### What is required
Go through the entries and transcribe each one exactly, dropping the pictures.

━━━ Data to process

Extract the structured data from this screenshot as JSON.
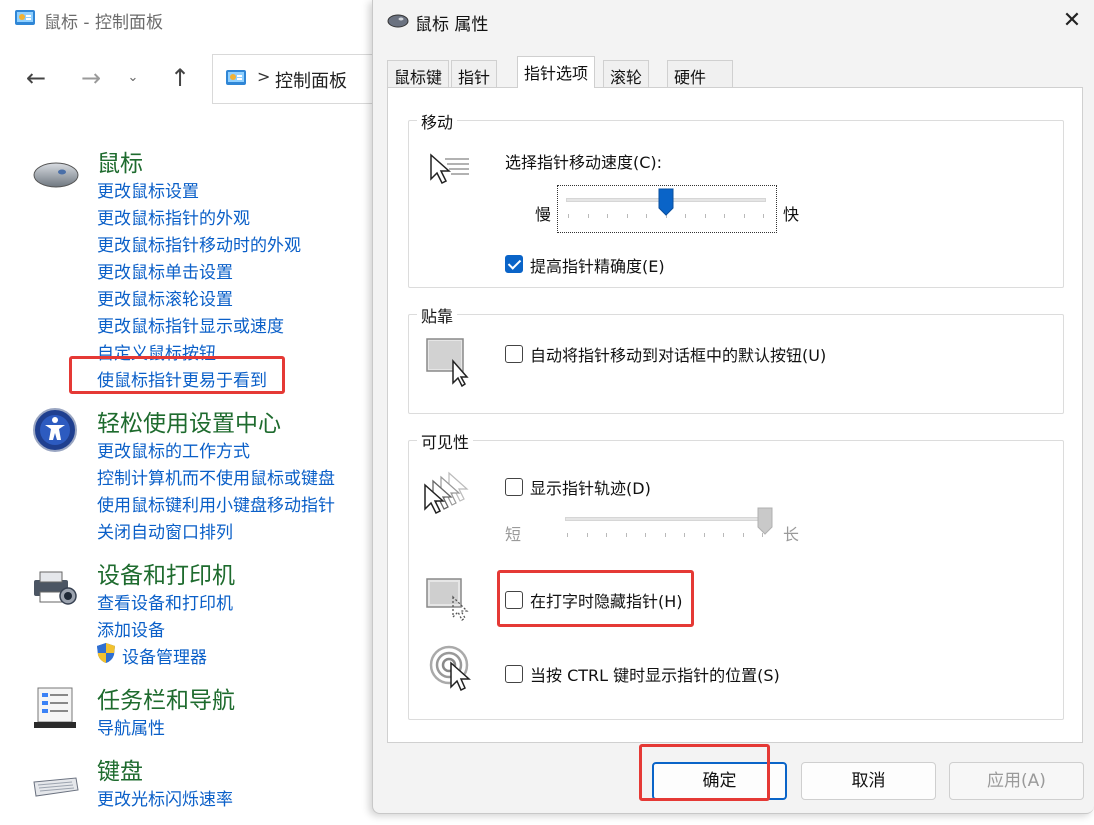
{
  "control_panel": {
    "title": "鼠标 - 控制面板",
    "address": {
      "separator": ">",
      "location": "控制面板"
    },
    "nav": {
      "back": "←",
      "forward": "→",
      "dropdown": "⌄",
      "up": "↑"
    },
    "sections": [
      {
        "title": "鼠标",
        "links": [
          "更改鼠标设置",
          "更改鼠标指针的外观",
          "更改鼠标指针移动时的外观",
          "更改鼠标单击设置",
          "更改鼠标滚轮设置",
          "更改鼠标指针显示或速度",
          "自定义鼠标按钮",
          "使鼠标指针更易于看到"
        ]
      },
      {
        "title": "轻松使用设置中心",
        "links": [
          "更改鼠标的工作方式",
          "控制计算机而不使用鼠标或键盘",
          "使用鼠标键利用小键盘移动指针",
          "关闭自动窗口排列"
        ]
      },
      {
        "title": "设备和打印机",
        "links": [
          "查看设备和打印机",
          "添加设备",
          "设备管理器"
        ]
      },
      {
        "title": "任务栏和导航",
        "links": [
          "导航属性"
        ]
      },
      {
        "title": "键盘",
        "links": [
          "更改光标闪烁速率"
        ]
      }
    ]
  },
  "dialog": {
    "title": "鼠标 属性",
    "close": "✕",
    "tabs": [
      "鼠标键",
      "指针",
      "指针选项",
      "滚轮",
      "硬件"
    ],
    "active_tab": 2,
    "motion": {
      "group_title": "移动",
      "speed_label": "选择指针移动速度(C):",
      "slow": "慢",
      "fast": "快",
      "speed_value": 0.5,
      "precision_label": "提高指针精确度(E)",
      "precision_checked": true
    },
    "snap": {
      "group_title": "贴靠",
      "snap_label": "自动将指针移动到对话框中的默认按钮(U)",
      "snap_checked": false
    },
    "visibility": {
      "group_title": "可见性",
      "trails_label": "显示指针轨迹(D)",
      "trails_checked": false,
      "short": "短",
      "long": "长",
      "trails_value": 1.0,
      "hide_label": "在打字时隐藏指针(H)",
      "hide_checked": false,
      "ctrl_label": "当按 CTRL 键时显示指针的位置(S)",
      "ctrl_checked": false
    },
    "buttons": {
      "ok": "确定",
      "cancel": "取消",
      "apply": "应用(A)"
    }
  },
  "colors": {
    "link": "#0a5fc8",
    "heading": "#1e6b2e",
    "accent": "#0a64c8",
    "highlight": "#e53935"
  }
}
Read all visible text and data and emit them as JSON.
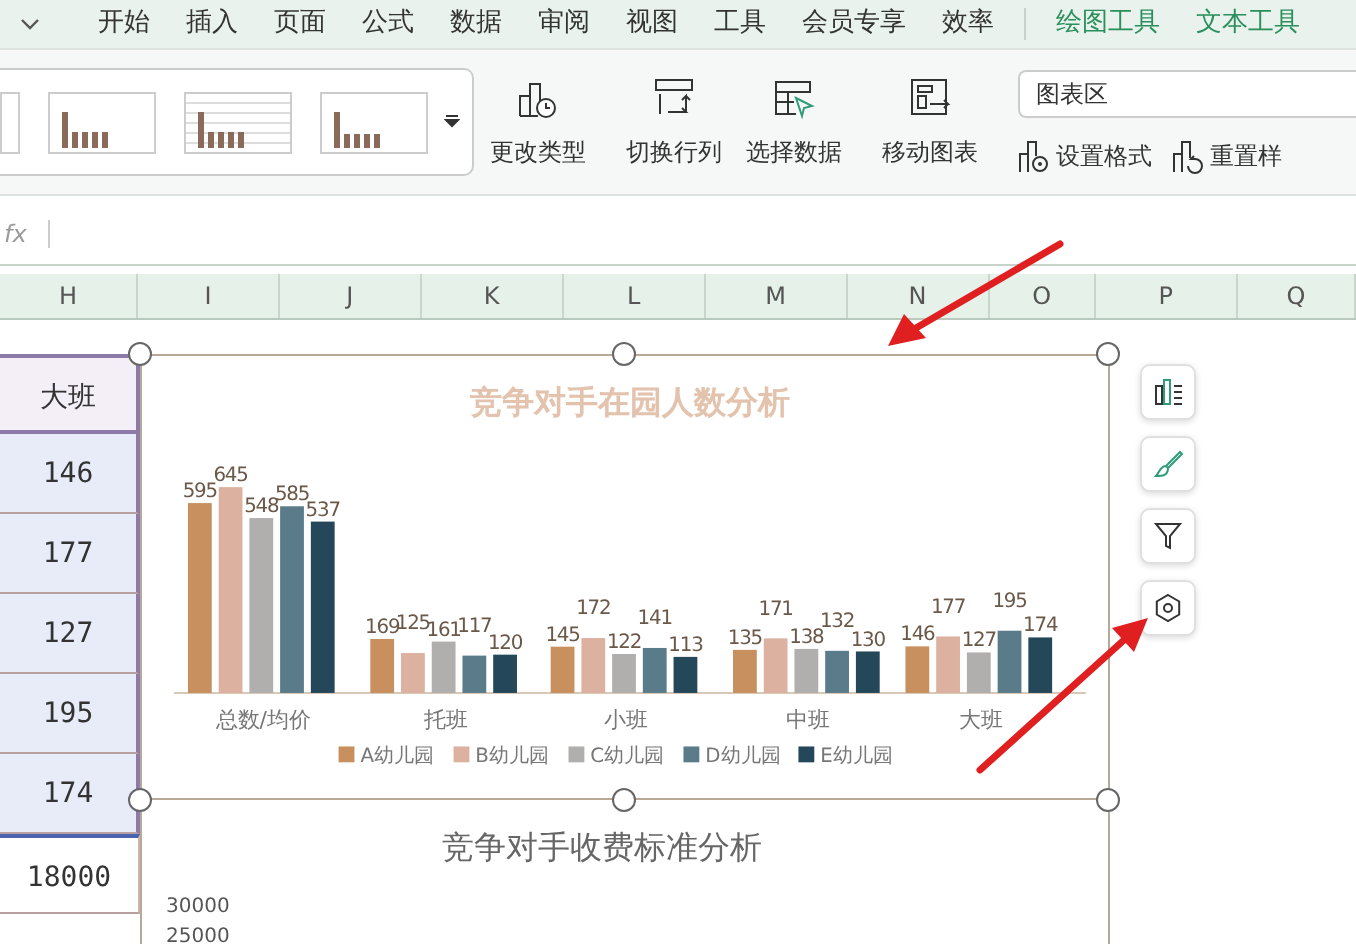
{
  "menu_tabs": [
    {
      "label": "开始",
      "selected": false,
      "contextual": false
    },
    {
      "label": "插入",
      "selected": false,
      "contextual": false
    },
    {
      "label": "页面",
      "selected": false,
      "contextual": false
    },
    {
      "label": "公式",
      "selected": false,
      "contextual": false
    },
    {
      "label": "数据",
      "selected": false,
      "contextual": false
    },
    {
      "label": "审阅",
      "selected": false,
      "contextual": false
    },
    {
      "label": "视图",
      "selected": false,
      "contextual": false
    },
    {
      "label": "工具",
      "selected": false,
      "contextual": false
    },
    {
      "label": "会员专享",
      "selected": false,
      "contextual": false
    },
    {
      "label": "效率",
      "selected": false,
      "contextual": false
    },
    {
      "label": "绘图工具",
      "selected": false,
      "contextual": true
    },
    {
      "label": "文本工具",
      "selected": false,
      "contextual": true
    }
  ],
  "ribbon": {
    "buttons": [
      {
        "kind": "change-type",
        "label": "更改类型"
      },
      {
        "kind": "switch",
        "label": "切换行列"
      },
      {
        "kind": "select",
        "label": "选择数据"
      },
      {
        "kind": "move",
        "label": "移动图表"
      }
    ],
    "element_dropdown": {
      "value": "图表区"
    },
    "small_buttons": [
      {
        "kind": "format",
        "label": "设置格式"
      },
      {
        "kind": "reset",
        "label": "重置样"
      }
    ]
  },
  "formula_bar": {
    "label": "fx"
  },
  "columns": [
    "H",
    "I",
    "J",
    "K",
    "L",
    "M",
    "N",
    "O",
    "P",
    "Q"
  ],
  "column_h_cells": [
    {
      "text": "大班",
      "kind": "header"
    },
    {
      "text": "146",
      "kind": "data"
    },
    {
      "text": "177",
      "kind": "data"
    },
    {
      "text": "127",
      "kind": "data"
    },
    {
      "text": "195",
      "kind": "data"
    },
    {
      "text": "174",
      "kind": "data"
    },
    {
      "text": "18000",
      "kind": "plain"
    }
  ],
  "chart_1": {
    "chart_data": {
      "type": "bar",
      "title": "竞争对手在园人数分析",
      "categories": [
        "总数/均价",
        "托班",
        "小班",
        "中班",
        "大班"
      ],
      "series": [
        {
          "name": "A幼儿园",
          "color": "#c8905f",
          "values": [
            595,
            169,
            145,
            135,
            146
          ]
        },
        {
          "name": "B幼儿园",
          "color": "#dcb19f",
          "values": [
            645,
            125,
            172,
            171,
            177
          ]
        },
        {
          "name": "C幼儿园",
          "color": "#b1afad",
          "values": [
            548,
            161,
            122,
            138,
            127
          ]
        },
        {
          "name": "D幼儿园",
          "color": "#5a7b89",
          "values": [
            585,
            117,
            141,
            132,
            195
          ]
        },
        {
          "name": "E幼儿园",
          "color": "#24485a",
          "values": [
            537,
            120,
            113,
            130,
            174
          ]
        }
      ],
      "data_labels": true,
      "legend": "bottom"
    }
  },
  "chart_2": {
    "title": "竞争对手收费标准分析",
    "y_tick_labels": [
      "30000",
      "25000"
    ]
  }
}
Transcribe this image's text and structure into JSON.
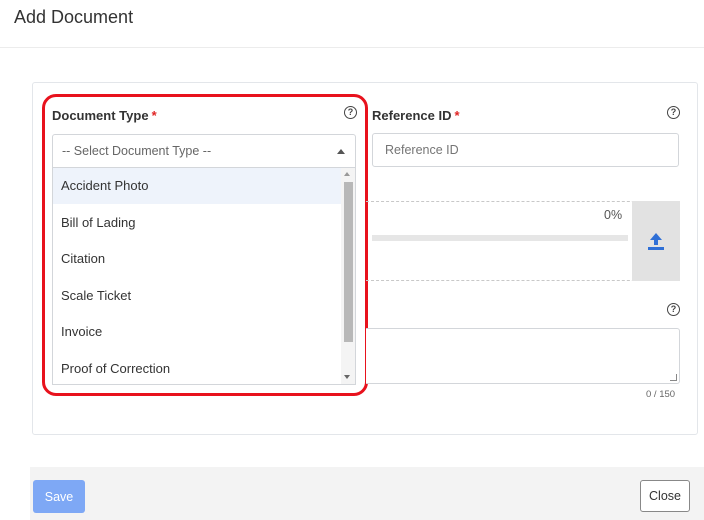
{
  "modal": {
    "title": "Add Document"
  },
  "document_type": {
    "label": "Document Type",
    "required_mark": "*",
    "help_icon": "question-circle-icon",
    "select_placeholder": "-- Select Document Type --",
    "options": [
      "Accident Photo",
      "Bill of Lading",
      "Citation",
      "Scale Ticket",
      "Invoice",
      "Proof of Correction"
    ],
    "highlighted_option": "Accident Photo"
  },
  "reference_id": {
    "label": "Reference ID",
    "required_mark": "*",
    "help_icon": "question-circle-icon",
    "placeholder": "Reference ID"
  },
  "upload": {
    "progress_text": "0%",
    "progress_fraction": 0,
    "icon": "upload-icon"
  },
  "notes": {
    "help_icon": "question-circle-icon",
    "char_count": "0 / 150"
  },
  "footer": {
    "save_label": "Save",
    "close_label": "Close"
  },
  "colors": {
    "highlight_ring": "#e8121d",
    "save_button": "#7ea8f5",
    "upload_icon": "#2f6fd6",
    "required": "#e02424"
  }
}
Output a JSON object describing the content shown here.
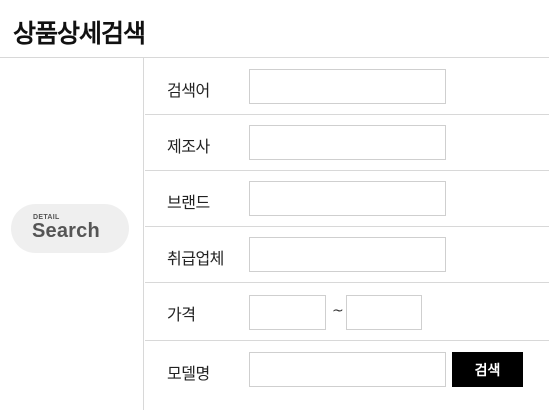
{
  "page": {
    "title": "상품상세검색"
  },
  "badge": {
    "small": "DETAIL",
    "big": "Search"
  },
  "rows": [
    {
      "label": "검색어",
      "value": "",
      "placeholder": ""
    },
    {
      "label": "제조사",
      "value": "",
      "placeholder": ""
    },
    {
      "label": "브랜드",
      "value": "",
      "placeholder": ""
    },
    {
      "label": "취급업체",
      "value": "",
      "placeholder": ""
    },
    {
      "label": "가격",
      "min": "",
      "max": "",
      "separator": "~"
    },
    {
      "label": "모델명",
      "value": "",
      "placeholder": ""
    }
  ],
  "button": {
    "label": "검색"
  }
}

━━━━━━

### Worked solution
Extract the structured data from this screenshot as JSON.
{
  "control_panel": {
    "title": "鼠标 - 控制面板",
    "address": {
      "separator": ">",
      "location": "控制面板"
    },
    "nav": {
      "back": "←",
      "forward": "→",
      "dropdown": "⌄",
      "up": "↑"
    },
    "sections": [
      {
        "title": "鼠标",
        "links": [
          "更改鼠标设置",
          "更改鼠标指针的外观",
          "更改鼠标指针移动时的外观",
          "更改鼠标单击设置",
          "更改鼠标滚轮设置",
          "更改鼠标指针显示或速度",
          "自定义鼠标按钮",
          "使鼠标指针更易于看到"
        ]
      },
      {
        "title": "轻松使用设置中心",
        "links": [
          "更改鼠标的工作方式",
          "控制计算机而不使用鼠标或键盘",
          "使用鼠标键利用小键盘移动指针",
          "关闭自动窗口排列"
        ]
      },
      {
        "title": "设备和打印机",
        "links": [
          "查看设备和打印机",
          "添加设备",
          "设备管理器"
        ]
      },
      {
        "title": "任务栏和导航",
        "links": [
          "导航属性"
        ]
      },
      {
        "title": "键盘",
        "links": [
          "更改光标闪烁速率"
        ]
      }
    ]
  },
  "dialog": {
    "title": "鼠标 属性",
    "close": "✕",
    "tabs": [
      "鼠标键",
      "指针",
      "指针选项",
      "滚轮",
      "硬件"
    ],
    "active_tab": 2,
    "motion": {
      "group_title": "移动",
      "speed_label": "选择指针移动速度(C):",
      "slow": "慢",
      "fast": "快",
      "speed_value": 0.5,
      "precision_label": "提高指针精确度(E)",
      "precision_checked": true
    },
    "snap": {
      "group_title": "贴靠",
      "snap_label": "自动将指针移动到对话框中的默认按钮(U)",
      "snap_checked": false
    },
    "visibility": {
      "group_title": "可见性",
      "trails_label": "显示指针轨迹(D)",
      "trails_checked": false,
      "short": "短",
      "long": "长",
      "trails_value": 1.0,
      "hide_label": "在打字时隐藏指针(H)",
      "hide_checked": false,
      "ctrl_label": "当按 CTRL 键时显示指针的位置(S)",
      "ctrl_checked": false
    },
    "buttons": {
      "ok": "确定",
      "cancel": "取消",
      "apply": "应用(A)"
    }
  },
  "colors": {
    "link": "#0a5fc8",
    "heading": "#1e6b2e",
    "accent": "#0a64c8",
    "highlight": "#e53935"
  }
}
Read all visible text and data and emit them as JSON.
{
  "menu_tabs": [
    {
      "label": "开始",
      "selected": false,
      "contextual": false
    },
    {
      "label": "插入",
      "selected": false,
      "contextual": false
    },
    {
      "label": "页面",
      "selected": false,
      "contextual": false
    },
    {
      "label": "公式",
      "selected": false,
      "contextual": false
    },
    {
      "label": "数据",
      "selected": false,
      "contextual": false
    },
    {
      "label": "审阅",
      "selected": false,
      "contextual": false
    },
    {
      "label": "视图",
      "selected": false,
      "contextual": false
    },
    {
      "label": "工具",
      "selected": false,
      "contextual": false
    },
    {
      "label": "会员专享",
      "selected": false,
      "contextual": false
    },
    {
      "label": "效率",
      "selected": false,
      "contextual": false
    },
    {
      "label": "绘图工具",
      "selected": false,
      "contextual": true
    },
    {
      "label": "文本工具",
      "selected": false,
      "contextual": true
    }
  ],
  "ribbon": {
    "buttons": [
      {
        "kind": "change-type",
        "label": "更改类型"
      },
      {
        "kind": "switch",
        "label": "切换行列"
      },
      {
        "kind": "select",
        "label": "选择数据"
      },
      {
        "kind": "move",
        "label": "移动图表"
      }
    ],
    "element_dropdown": {
      "value": "图表区"
    },
    "small_buttons": [
      {
        "kind": "format",
        "label": "设置格式"
      },
      {
        "kind": "reset",
        "label": "重置样"
      }
    ]
  },
  "formula_bar": {
    "label": "fx"
  },
  "columns": [
    "H",
    "I",
    "J",
    "K",
    "L",
    "M",
    "N",
    "O",
    "P",
    "Q"
  ],
  "column_h_cells": [
    {
      "text": "大班",
      "kind": "header"
    },
    {
      "text": "146",
      "kind": "data"
    },
    {
      "text": "177",
      "kind": "data"
    },
    {
      "text": "127",
      "kind": "data"
    },
    {
      "text": "195",
      "kind": "data"
    },
    {
      "text": "174",
      "kind": "data"
    },
    {
      "text": "18000",
      "kind": "plain"
    }
  ],
  "chart_1": {
    "chart_data": {
      "type": "bar",
      "title": "竞争对手在园人数分析",
      "categories": [
        "总数/均价",
        "托班",
        "小班",
        "中班",
        "大班"
      ],
      "series": [
        {
          "name": "A幼儿园",
          "color": "#c8905f",
          "values": [
            595,
            169,
            145,
            135,
            146
          ]
        },
        {
          "name": "B幼儿园",
          "color": "#dcb19f",
          "values": [
            645,
            125,
            172,
            171,
            177
          ]
        },
        {
          "name": "C幼儿园",
          "color": "#b1afad",
          "values": [
            548,
            161,
            122,
            138,
            127
          ]
        },
        {
          "name": "D幼儿园",
          "color": "#5a7b89",
          "values": [
            585,
            117,
            141,
            132,
            195
          ]
        },
        {
          "name": "E幼儿园",
          "color": "#24485a",
          "values": [
            537,
            120,
            113,
            130,
            174
          ]
        }
      ],
      "data_labels": true,
      "legend": "bottom"
    }
  },
  "chart_2": {
    "title": "竞争对手收费标准分析",
    "y_tick_labels": [
      "30000",
      "25000"
    ]
  }
}
Transcribe this image's text and structure into JSON.
{
  "modal": {
    "title": "Add Document"
  },
  "document_type": {
    "label": "Document Type",
    "required_mark": "*",
    "help_icon": "question-circle-icon",
    "select_placeholder": "-- Select Document Type --",
    "options": [
      "Accident Photo",
      "Bill of Lading",
      "Citation",
      "Scale Ticket",
      "Invoice",
      "Proof of Correction"
    ],
    "highlighted_option": "Accident Photo"
  },
  "reference_id": {
    "label": "Reference ID",
    "required_mark": "*",
    "help_icon": "question-circle-icon",
    "placeholder": "Reference ID"
  },
  "upload": {
    "progress_text": "0%",
    "progress_fraction": 0,
    "icon": "upload-icon"
  },
  "notes": {
    "help_icon": "question-circle-icon",
    "char_count": "0 / 150"
  },
  "footer": {
    "save_label": "Save",
    "close_label": "Close"
  },
  "colors": {
    "highlight_ring": "#e8121d",
    "save_button": "#7ea8f5",
    "upload_icon": "#2f6fd6",
    "required": "#e02424"
  }
}
Output a JSON object describing the content shown here.
{
  "page": {
    "title": "상품상세검색"
  },
  "badge": {
    "small": "DETAIL",
    "big": "Search"
  },
  "rows": [
    {
      "label": "검색어",
      "value": "",
      "placeholder": ""
    },
    {
      "label": "제조사",
      "value": "",
      "placeholder": ""
    },
    {
      "label": "브랜드",
      "value": "",
      "placeholder": ""
    },
    {
      "label": "취급업체",
      "value": "",
      "placeholder": ""
    },
    {
      "label": "가격",
      "min": "",
      "max": "",
      "separator": "~"
    },
    {
      "label": "모델명",
      "value": "",
      "placeholder": ""
    }
  ],
  "button": {
    "label": "검색"
  }
}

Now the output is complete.